> Material:
==*==

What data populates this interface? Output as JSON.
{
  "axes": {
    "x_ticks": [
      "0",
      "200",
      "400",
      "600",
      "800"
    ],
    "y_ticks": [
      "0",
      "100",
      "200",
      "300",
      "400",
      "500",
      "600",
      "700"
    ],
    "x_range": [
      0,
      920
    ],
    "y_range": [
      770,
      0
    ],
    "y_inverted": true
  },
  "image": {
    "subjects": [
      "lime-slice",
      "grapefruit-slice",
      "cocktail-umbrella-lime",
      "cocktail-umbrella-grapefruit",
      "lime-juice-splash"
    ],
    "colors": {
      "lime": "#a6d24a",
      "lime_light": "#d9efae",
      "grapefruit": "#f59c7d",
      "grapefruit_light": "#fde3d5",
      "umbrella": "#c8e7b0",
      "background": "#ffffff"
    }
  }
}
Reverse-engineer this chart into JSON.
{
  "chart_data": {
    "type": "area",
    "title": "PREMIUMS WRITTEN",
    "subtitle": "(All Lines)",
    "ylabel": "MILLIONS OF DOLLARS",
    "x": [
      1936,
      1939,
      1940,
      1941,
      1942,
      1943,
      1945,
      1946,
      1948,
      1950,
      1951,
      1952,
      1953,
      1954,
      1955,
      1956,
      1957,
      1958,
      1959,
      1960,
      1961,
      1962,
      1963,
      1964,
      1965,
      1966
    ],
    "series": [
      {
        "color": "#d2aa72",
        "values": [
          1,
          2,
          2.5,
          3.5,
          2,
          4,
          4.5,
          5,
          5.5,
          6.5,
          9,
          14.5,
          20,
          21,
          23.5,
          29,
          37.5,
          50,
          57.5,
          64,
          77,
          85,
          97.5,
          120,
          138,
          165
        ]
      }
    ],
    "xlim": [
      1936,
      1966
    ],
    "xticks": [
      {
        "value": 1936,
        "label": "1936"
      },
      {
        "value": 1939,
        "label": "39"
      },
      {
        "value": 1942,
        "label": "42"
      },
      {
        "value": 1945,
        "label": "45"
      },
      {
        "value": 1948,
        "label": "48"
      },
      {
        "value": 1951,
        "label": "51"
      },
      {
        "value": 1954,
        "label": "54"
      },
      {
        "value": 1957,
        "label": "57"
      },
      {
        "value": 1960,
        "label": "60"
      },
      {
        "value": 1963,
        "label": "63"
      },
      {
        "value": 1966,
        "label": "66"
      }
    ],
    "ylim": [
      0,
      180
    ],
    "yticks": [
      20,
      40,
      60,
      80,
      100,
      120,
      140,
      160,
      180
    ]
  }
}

==*==

> Brief: Your task is to repeat each line of the material exactly.

> Output of the task:
What data populates this interface? Output as JSON.
{
  "axes": {
    "x_ticks": [
      "0",
      "200",
      "400",
      "600",
      "800"
    ],
    "y_ticks": [
      "0",
      "100",
      "200",
      "300",
      "400",
      "500",
      "600",
      "700"
    ],
    "x_range": [
      0,
      920
    ],
    "y_range": [
      770,
      0
    ],
    "y_inverted": true
  },
  "image": {
    "subjects": [
      "lime-slice",
      "grapefruit-slice",
      "cocktail-umbrella-lime",
      "cocktail-umbrella-grapefruit",
      "lime-juice-splash"
    ],
    "colors": {
      "lime": "#a6d24a",
      "lime_light": "#d9efae",
      "grapefruit": "#f59c7d",
      "grapefruit_light": "#fde3d5",
      "umbrella": "#c8e7b0",
      "background": "#ffffff"
    }
  }
}
Reverse-engineer this chart into JSON.
{
  "chart_data": {
    "type": "area",
    "title": "PREMIUMS WRITTEN",
    "subtitle": "(All Lines)",
    "ylabel": "MILLIONS OF DOLLARS",
    "x": [
      1936,
      1939,
      1940,
      1941,
      1942,
      1943,
      1945,
      1946,
      1948,
      1950,
      1951,
      1952,
      1953,
      1954,
      1955,
      1956,
      1957,
      1958,
      1959,
      1960,
      1961,
      1962,
      1963,
      1964,
      1965,
      1966
    ],
    "series": [
      {
        "color": "#d2aa72",
        "values": [
          1,
          2,
          2.5,
          3.5,
          2,
          4,
          4.5,
          5,
          5.5,
          6.5,
          9,
          14.5,
          20,
          21,
          23.5,
          29,
          37.5,
          50,
          57.5,
          64,
          77,
          85,
          97.5,
          120,
          138,
          165
        ]
      }
    ],
    "xlim": [
      1936,
      1966
    ],
    "xticks": [
      {
        "value": 1936,
        "label": "1936"
      },
      {
        "value": 1939,
        "label": "39"
      },
      {
        "value": 1942,
        "label": "42"
      },
      {
        "value": 1945,
        "label": "45"
      },
      {
        "value": 1948,
        "label": "48"
      },
      {
        "value": 1951,
        "label": "51"
      },
      {
        "value": 1954,
        "label": "54"
      },
      {
        "value": 1957,
        "label": "57"
      },
      {
        "value": 1960,
        "label": "60"
      },
      {
        "value": 1963,
        "label": "63"
      },
      {
        "value": 1966,
        "label": "66"
      }
    ],
    "ylim": [
      0,
      180
    ],
    "yticks": [
      20,
      40,
      60,
      80,
      100,
      120,
      140,
      160,
      180
    ]
  }
}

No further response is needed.